> _What is being asked_:
In the following material, identify every line holding the string "text" and return it.

═════ Input for this task ═════

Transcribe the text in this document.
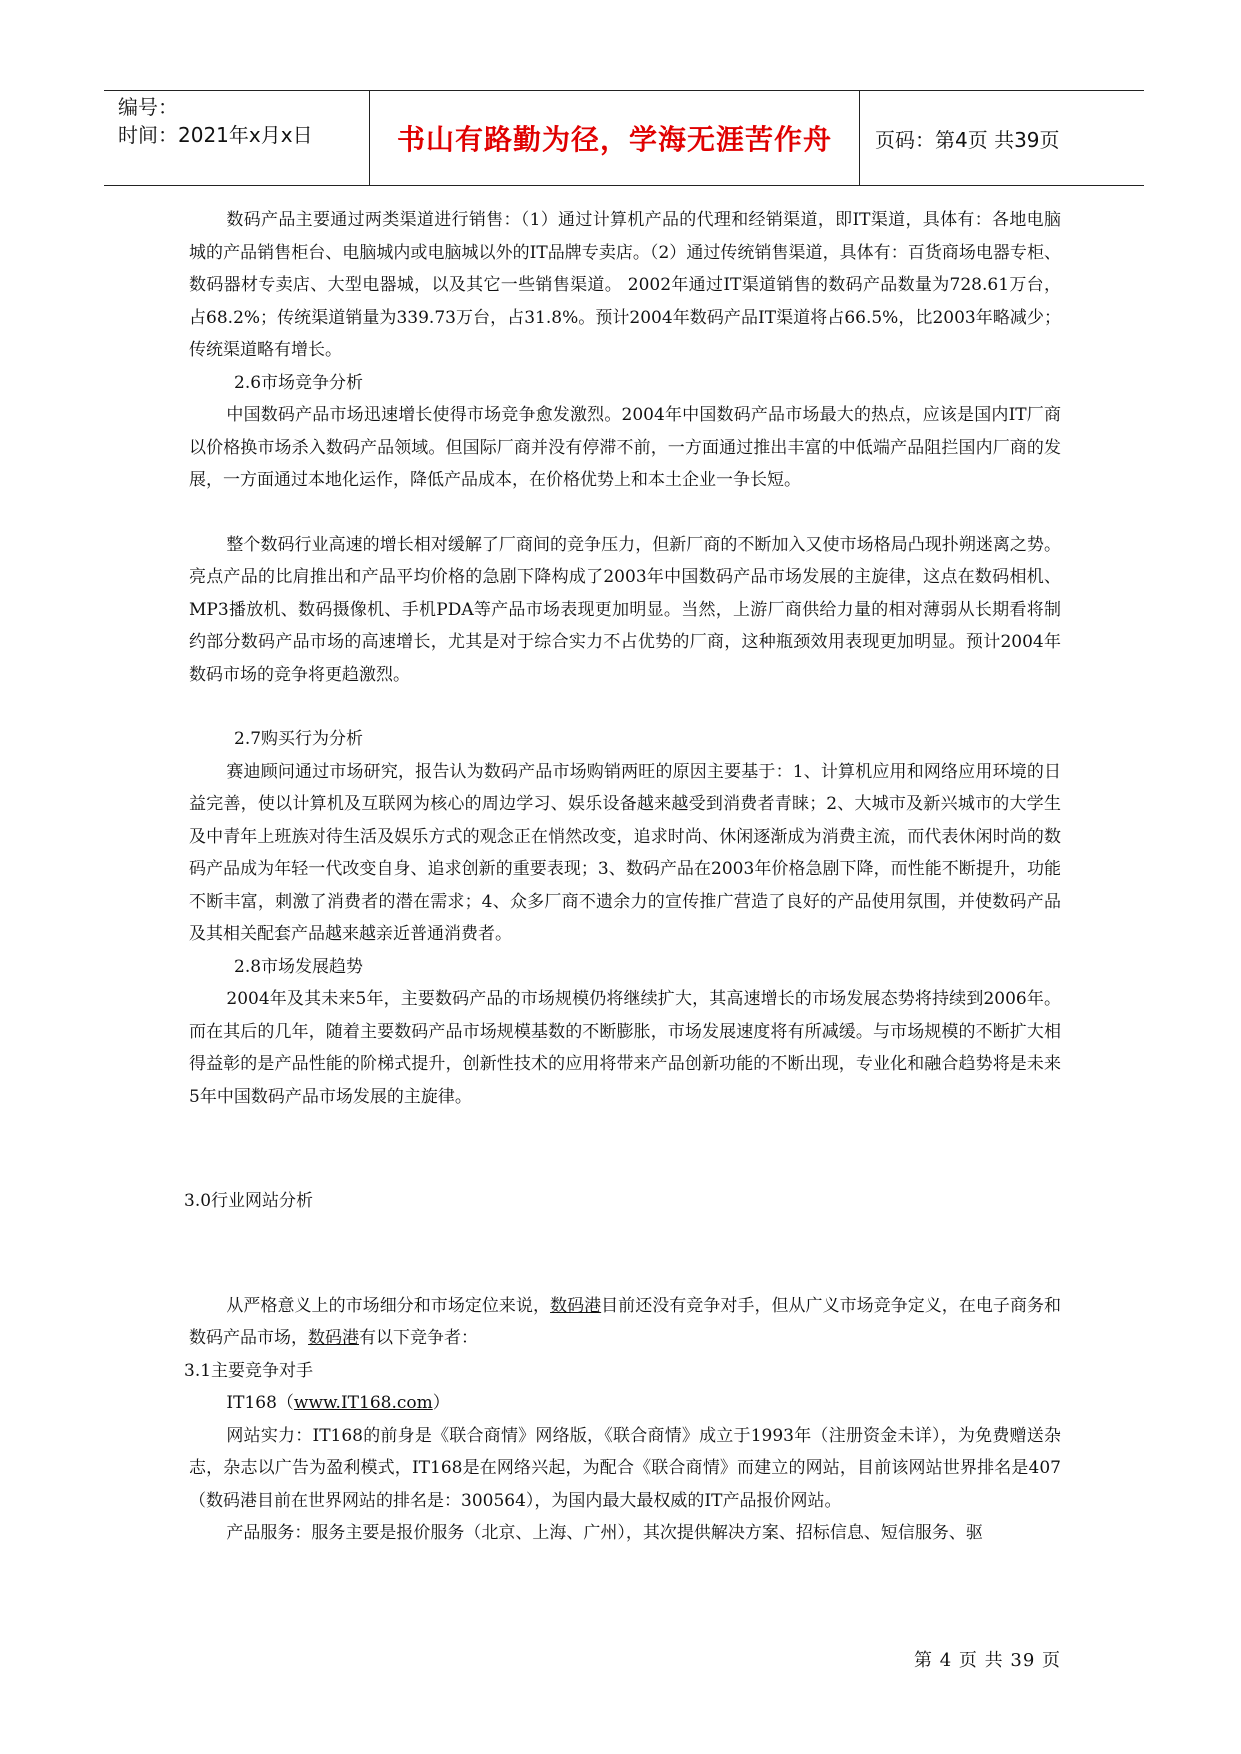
编号：
时间：2021年x月x日	书山有路勤为径，学海无涯苦作舟 页码：第4页 共39页

数码产品主要通过两类渠道进行销售：（1）通过计算机产品的代理和经销渠道，即IT渠道，具体有：各地电脑城的产品销售柜台、电脑城内或电脑城以外的IT品牌专卖店。（2）通过传统销售渠道，具体有：百货商场电器专柜、数码器材专卖店、大型电器城，以及其它一些销售渠道。 2002年通过IT渠道销售的数码产品数量为728.61万台，占68.2%；传统渠道销量为339.73万台，占31.8%。预计2004年数码产品IT渠道将占66.5%，比2003年略减少；传统渠道略有增长。

2.6市场竞争分析

中国数码产品市场迅速增长使得市场竞争愈发激烈。2004年中国数码产品市场最大的热点，应该是国内IT厂商以价格换市场杀入数码产品领域。但国际厂商并没有停滞不前，一方面通过推出丰富的中低端产品阻拦国内厂商的发展，一方面通过本地化运作，降低产品成本，在价格优势上和本土企业一争长短。

整个数码行业高速的增长相对缓解了厂商间的竞争压力，但新厂商的不断加入又使市场格局凸现扑朔迷离之势。亮点产品的比肩推出和产品平均价格的急剧下降构成了2003年中国数码产品市场发展的主旋律，这点在数码相机、MP3播放机、数码摄像机、手机PDA等产品市场表现更加明显。当然，上游厂商供给力量的相对薄弱从长期看将制约部分数码产品市场的高速增长，尤其是对于综合实力不占优势的厂商，这种瓶颈效用表现更加明显。预计2004年数码市场的竞争将更趋激烈。

2.7购买行为分析

赛迪顾问通过市场研究，报告认为数码产品市场购销两旺的原因主要基于：1、计算机应用和网络应用环境的日益完善，使以计算机及互联网为核心的周边学习、娱乐设备越来越受到消费者青睐；2、大城市及新兴城市的大学生及中青年上班族对待生活及娱乐方式的观念正在悄然改变，追求时尚、休闲逐渐成为消费主流，而代表休闲时尚的数码产品成为年轻一代改变自身、追求创新的重要表现；3、数码产品在2003年价格急剧下降，而性能不断提升，功能不断丰富，刺激了消费者的潜在需求；4、众多厂商不遗余力的宣传推广营造了良好的产品使用氛围，并使数码产品及其相关配套产品越来越亲近普通消费者。

2.8市场发展趋势

2004年及其未来5年，主要数码产品的市场规模仍将继续扩大，其高速增长的市场发展态势将持续到2006年。而在其后的几年，随着主要数码产品市场规模基数的不断膨胀，市场发展速度将有所减缓。与市场规模的不断扩大相得益彰的是产品性能的阶梯式提升，创新性技术的应用将带来产品创新功能的不断出现，专业化和融合趋势将是未来5年中国数码产品市场发展的主旋律。

3.0行业网站分析

从严格意义上的市场细分和市场定位来说，数码港目前还没有竞争对手，但从广义市场竞争定义，在电子商务和数码产品市场，数码港有以下竞争者：

3.1主要竞争对手

IT168（www.IT168.com）

网站实力：IT168的前身是《联合商情》网络版，《联合商情》成立于1993年（注册资金未详），为免费赠送杂志，杂志以广告为盈利模式，IT168是在网络兴起，为配合《联合商情》而建立的网站，目前该网站世界排名是407（数码港目前在世界网站的排名是：300564），为国内最大最权威的IT产品报价网站。

产品服务：服务主要是报价服务（北京、上海、广州），其次提供解决方案、招标信息、短信服务、驱

第 4 页 共 39 页
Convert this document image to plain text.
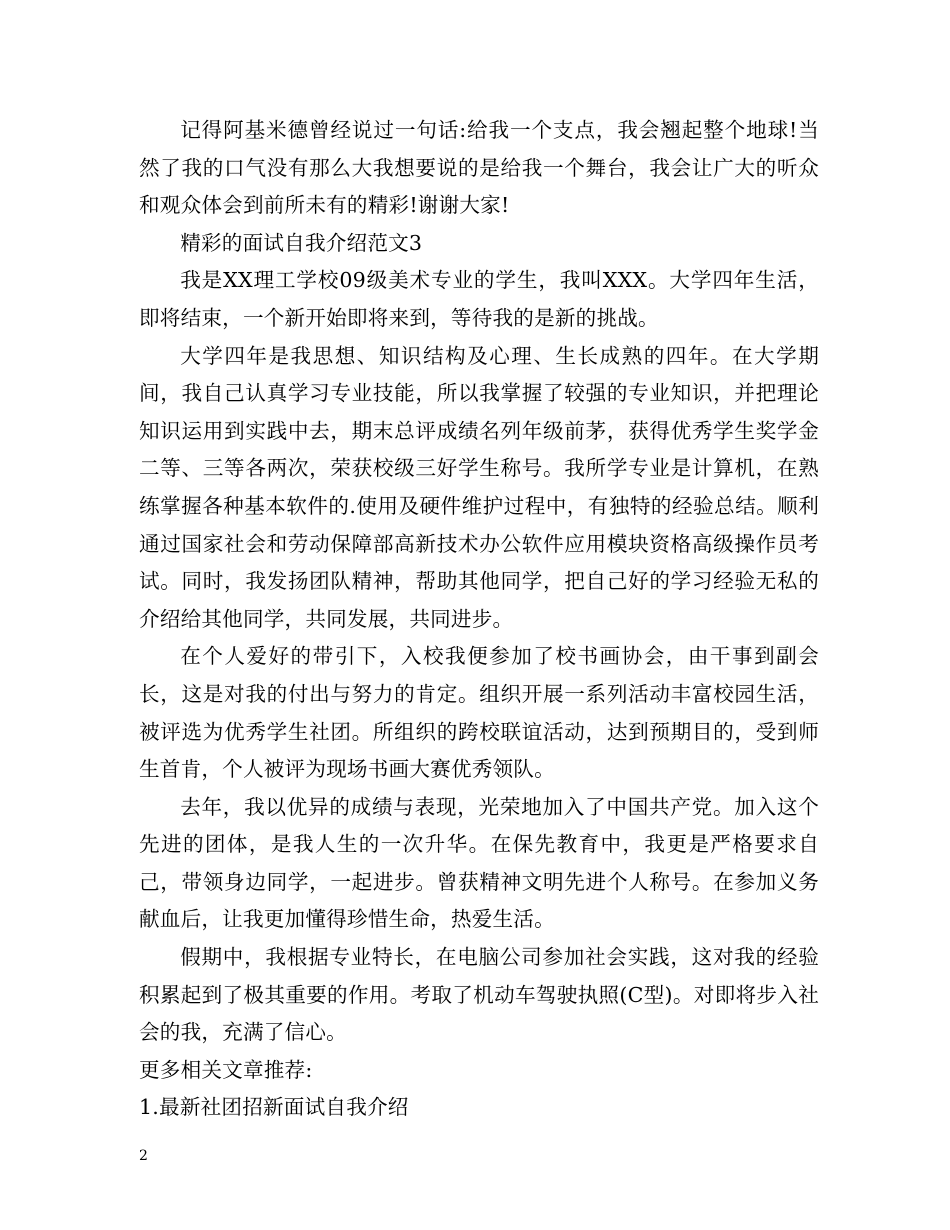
记得阿基米德曾经说过一句话:给我一个支点，我会翘起整个地球!当然了我的口气没有那么大我想要说的是给我一个舞台，我会让广大的听众和观众体会到前所未有的精彩!谢谢大家!

精彩的面试自我介绍范文3

我是XX理工学校09级美术专业的学生，我叫XXX。大学四年生活，即将结束，一个新开始即将来到，等待我的是新的挑战。

大学四年是我思想、知识结构及心理、生长成熟的四年。在大学期间，我自己认真学习专业技能，所以我掌握了较强的专业知识，并把理论知识运用到实践中去，期末总评成绩名列年级前茅，获得优秀学生奖学金二等、三等各两次，荣获校级三好学生称号。我所学专业是计算机，在熟练掌握各种基本软件的.使用及硬件维护过程中，有独特的经验总结。顺利通过国家社会和劳动保障部高新技术办公软件应用模块资格高级操作员考试。同时，我发扬团队精神，帮助其他同学，把自己好的学习经验无私的介绍给其他同学，共同发展，共同进步。

在个人爱好的带引下，入校我便参加了校书画协会，由干事到副会长，这是对我的付出与努力的肯定。组织开展一系列活动丰富校园生活，被评选为优秀学生社团。所组织的跨校联谊活动，达到预期目的，受到师生首肯，个人被评为现场书画大赛优秀领队。

去年，我以优异的成绩与表现，光荣地加入了中国共产党。加入这个先进的团体，是我人生的一次升华。在保先教育中，我更是严格要求自己，带领身边同学，一起进步。曾获精神文明先进个人称号。在参加义务献血后，让我更加懂得珍惜生命，热爱生活。

假期中，我根据专业特长，在电脑公司参加社会实践，这对我的经验积累起到了极其重要的作用。考取了机动车驾驶执照(C型)。对即将步入社会的我，充满了信心。

更多相关文章推荐:

1.最新社团招新面试自我介绍

2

═════

> _Expected output_:
Transcribe the text in this document.
Convert this document image to plain text.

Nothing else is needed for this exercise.